◆ **Instructions for the task**:
Keep only those lines of the records that include the string "weekend".

◆ **Data shown**:

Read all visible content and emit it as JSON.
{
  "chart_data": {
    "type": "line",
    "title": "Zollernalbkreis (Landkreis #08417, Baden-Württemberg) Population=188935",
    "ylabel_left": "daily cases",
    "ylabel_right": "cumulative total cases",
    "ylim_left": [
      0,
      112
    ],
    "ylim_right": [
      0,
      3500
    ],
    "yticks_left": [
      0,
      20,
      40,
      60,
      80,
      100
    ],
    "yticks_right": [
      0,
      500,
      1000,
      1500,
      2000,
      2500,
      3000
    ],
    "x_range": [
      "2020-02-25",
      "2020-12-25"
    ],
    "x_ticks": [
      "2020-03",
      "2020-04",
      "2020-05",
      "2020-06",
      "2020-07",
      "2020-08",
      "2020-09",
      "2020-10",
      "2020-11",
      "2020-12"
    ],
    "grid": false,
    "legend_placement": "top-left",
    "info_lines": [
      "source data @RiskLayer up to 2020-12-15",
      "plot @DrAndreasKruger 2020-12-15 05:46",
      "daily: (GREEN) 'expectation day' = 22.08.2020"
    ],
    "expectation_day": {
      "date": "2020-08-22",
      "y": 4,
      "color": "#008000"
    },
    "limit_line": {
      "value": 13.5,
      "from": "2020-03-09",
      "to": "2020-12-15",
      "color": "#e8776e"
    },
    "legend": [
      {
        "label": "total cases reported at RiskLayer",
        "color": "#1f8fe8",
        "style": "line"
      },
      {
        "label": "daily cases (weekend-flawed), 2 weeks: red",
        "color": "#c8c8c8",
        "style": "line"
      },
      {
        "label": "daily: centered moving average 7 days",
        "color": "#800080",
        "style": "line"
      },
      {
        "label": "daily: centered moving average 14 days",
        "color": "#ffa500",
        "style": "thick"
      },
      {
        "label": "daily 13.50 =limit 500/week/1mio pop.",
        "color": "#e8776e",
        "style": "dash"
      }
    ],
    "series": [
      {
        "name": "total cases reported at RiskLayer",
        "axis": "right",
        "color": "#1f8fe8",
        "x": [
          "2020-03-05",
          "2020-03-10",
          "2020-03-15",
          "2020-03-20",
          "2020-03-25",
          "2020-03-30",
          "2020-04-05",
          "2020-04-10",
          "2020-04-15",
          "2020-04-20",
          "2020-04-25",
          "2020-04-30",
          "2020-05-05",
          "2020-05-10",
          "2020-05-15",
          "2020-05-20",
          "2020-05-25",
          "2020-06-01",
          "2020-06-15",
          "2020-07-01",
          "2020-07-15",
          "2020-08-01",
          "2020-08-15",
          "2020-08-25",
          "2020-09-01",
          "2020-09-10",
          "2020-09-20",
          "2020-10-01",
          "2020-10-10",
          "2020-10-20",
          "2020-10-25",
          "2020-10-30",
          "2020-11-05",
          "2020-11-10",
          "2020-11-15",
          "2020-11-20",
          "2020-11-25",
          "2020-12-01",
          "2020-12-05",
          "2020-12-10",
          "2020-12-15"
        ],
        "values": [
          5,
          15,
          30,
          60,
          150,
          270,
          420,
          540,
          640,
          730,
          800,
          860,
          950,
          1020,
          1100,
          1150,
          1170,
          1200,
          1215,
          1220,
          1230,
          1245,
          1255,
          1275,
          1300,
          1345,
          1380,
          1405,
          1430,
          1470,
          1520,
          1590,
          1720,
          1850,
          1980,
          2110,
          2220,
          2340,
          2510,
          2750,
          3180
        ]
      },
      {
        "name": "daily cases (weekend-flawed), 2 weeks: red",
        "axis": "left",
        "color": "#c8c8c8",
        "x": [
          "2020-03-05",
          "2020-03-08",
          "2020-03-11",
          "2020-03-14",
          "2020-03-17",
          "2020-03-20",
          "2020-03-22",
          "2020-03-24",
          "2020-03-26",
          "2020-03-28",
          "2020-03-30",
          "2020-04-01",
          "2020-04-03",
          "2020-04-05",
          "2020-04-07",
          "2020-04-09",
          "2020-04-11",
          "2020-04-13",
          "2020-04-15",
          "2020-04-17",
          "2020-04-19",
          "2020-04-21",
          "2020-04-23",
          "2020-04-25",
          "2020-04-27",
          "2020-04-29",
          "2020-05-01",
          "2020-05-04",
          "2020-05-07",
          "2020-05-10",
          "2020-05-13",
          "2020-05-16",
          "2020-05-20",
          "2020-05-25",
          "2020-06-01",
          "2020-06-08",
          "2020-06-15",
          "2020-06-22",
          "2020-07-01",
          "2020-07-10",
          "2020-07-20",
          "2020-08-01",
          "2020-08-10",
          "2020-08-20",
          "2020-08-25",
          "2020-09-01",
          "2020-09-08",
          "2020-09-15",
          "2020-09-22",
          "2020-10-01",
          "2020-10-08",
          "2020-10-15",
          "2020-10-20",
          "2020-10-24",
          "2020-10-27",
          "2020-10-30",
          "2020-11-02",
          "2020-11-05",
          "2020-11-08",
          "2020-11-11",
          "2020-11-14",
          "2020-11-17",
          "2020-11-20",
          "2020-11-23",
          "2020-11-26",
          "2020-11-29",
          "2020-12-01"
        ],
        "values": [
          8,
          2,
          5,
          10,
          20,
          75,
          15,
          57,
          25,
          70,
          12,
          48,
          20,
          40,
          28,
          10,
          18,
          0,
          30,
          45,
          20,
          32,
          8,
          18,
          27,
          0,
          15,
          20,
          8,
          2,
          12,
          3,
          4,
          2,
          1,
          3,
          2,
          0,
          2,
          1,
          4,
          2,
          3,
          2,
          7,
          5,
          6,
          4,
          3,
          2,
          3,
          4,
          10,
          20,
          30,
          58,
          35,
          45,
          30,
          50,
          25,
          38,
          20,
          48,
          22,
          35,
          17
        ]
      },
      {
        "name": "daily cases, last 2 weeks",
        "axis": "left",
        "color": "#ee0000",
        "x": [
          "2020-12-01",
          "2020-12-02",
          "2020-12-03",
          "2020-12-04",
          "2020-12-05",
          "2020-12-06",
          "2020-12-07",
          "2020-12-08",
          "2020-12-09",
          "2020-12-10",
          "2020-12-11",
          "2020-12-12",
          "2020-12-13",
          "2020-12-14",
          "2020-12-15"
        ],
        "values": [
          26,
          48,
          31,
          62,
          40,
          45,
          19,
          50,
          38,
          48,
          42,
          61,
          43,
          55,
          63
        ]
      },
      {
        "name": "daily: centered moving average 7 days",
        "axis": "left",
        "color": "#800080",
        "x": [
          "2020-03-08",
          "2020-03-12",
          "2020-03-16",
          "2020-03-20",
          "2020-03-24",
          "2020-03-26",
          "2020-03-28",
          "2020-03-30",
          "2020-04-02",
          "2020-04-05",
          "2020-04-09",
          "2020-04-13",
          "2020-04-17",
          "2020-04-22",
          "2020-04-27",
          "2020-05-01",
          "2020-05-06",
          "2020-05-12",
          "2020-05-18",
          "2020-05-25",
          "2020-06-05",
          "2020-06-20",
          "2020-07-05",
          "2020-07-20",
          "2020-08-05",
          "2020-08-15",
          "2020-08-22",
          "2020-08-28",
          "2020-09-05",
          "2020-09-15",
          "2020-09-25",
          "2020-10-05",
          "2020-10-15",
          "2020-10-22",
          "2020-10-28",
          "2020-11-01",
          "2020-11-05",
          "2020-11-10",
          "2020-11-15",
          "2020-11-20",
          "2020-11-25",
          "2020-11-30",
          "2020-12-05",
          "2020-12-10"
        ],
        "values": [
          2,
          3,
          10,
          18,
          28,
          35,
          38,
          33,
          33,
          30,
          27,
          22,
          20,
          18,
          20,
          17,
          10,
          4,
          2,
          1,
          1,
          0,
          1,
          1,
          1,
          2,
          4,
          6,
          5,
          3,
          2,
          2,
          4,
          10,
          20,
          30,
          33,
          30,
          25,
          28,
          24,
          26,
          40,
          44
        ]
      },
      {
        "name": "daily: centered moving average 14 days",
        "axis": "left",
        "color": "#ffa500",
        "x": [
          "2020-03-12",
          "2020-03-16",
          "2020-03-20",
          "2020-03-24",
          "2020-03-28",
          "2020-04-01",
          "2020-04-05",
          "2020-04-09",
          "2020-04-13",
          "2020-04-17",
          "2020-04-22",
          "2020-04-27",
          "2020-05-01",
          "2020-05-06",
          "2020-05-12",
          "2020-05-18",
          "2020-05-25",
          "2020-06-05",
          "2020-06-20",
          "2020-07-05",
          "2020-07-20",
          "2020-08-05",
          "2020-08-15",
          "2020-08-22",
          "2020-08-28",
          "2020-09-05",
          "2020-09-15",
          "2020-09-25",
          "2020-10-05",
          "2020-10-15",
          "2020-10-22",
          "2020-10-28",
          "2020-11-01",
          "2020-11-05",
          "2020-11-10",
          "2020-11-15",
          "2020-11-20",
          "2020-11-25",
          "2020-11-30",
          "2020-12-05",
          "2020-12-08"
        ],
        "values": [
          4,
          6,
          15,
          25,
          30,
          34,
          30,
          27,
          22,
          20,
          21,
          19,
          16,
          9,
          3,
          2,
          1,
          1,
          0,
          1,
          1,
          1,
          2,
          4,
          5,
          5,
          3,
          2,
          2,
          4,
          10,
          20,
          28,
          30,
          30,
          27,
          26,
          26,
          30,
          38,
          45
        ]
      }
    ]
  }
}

◆ **Response to the task**:
        "label": "daily cases (weekend-flawed), 2 weeks: red",
        "name": "daily cases (weekend-flawed), 2 weeks: red",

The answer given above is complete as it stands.